== Work to complete ==
Every line of the records must be repeated exactly; pictures stay out.

== Entries provided ==

▬▬▬▬▬▬▬▬▬▬

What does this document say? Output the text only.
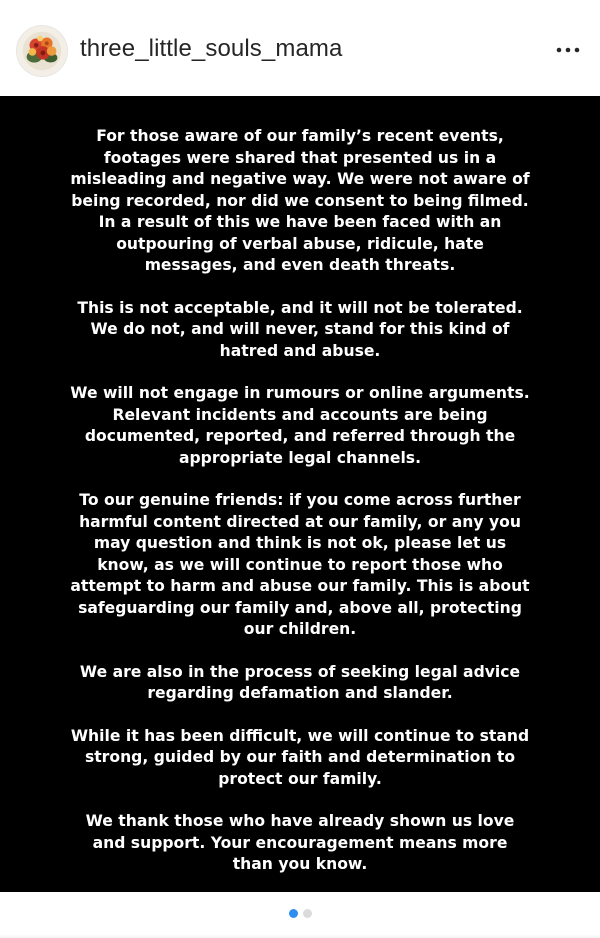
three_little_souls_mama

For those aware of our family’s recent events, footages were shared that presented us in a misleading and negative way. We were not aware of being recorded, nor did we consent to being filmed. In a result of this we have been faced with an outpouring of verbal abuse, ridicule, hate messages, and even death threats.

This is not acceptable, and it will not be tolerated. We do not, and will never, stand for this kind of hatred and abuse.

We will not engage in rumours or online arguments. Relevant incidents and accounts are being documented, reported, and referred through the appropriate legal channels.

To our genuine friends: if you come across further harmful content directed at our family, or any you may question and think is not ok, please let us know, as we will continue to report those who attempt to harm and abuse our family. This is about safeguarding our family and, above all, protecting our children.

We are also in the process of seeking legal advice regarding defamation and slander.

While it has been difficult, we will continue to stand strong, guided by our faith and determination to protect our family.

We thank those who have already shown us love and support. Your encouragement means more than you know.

▬▬▬▬▬▬▬▬▬▬

== Solution to this task ==
What does this document say? Output the text only.
three_little_souls_mama

For those aware of our family’s recent events, footages were shared that presented us in a misleading and negative way. We were not aware of being recorded, nor did we consent to being filmed. In a result of this we have been faced with an outpouring of verbal abuse, ridicule, hate messages, and even death threats.

This is not acceptable, and it will not be tolerated. We do not, and will never, stand for this kind of hatred and abuse.

We will not engage in rumours or online arguments. Relevant incidents and accounts are being documented, reported, and referred through the appropriate legal channels.

To our genuine friends: if you come across further harmful content directed at our family, or any you may question and think is not ok, please let us know, as we will continue to report those who attempt to harm and abuse our family. This is about safeguarding our family and, above all, protecting our children.

We are also in the process of seeking legal advice regarding defamation and slander.

While it has been difficult, we will continue to stand strong, guided by our faith and determination to protect our family.

We thank those who have already shown us love and support. Your encouragement means more than you know.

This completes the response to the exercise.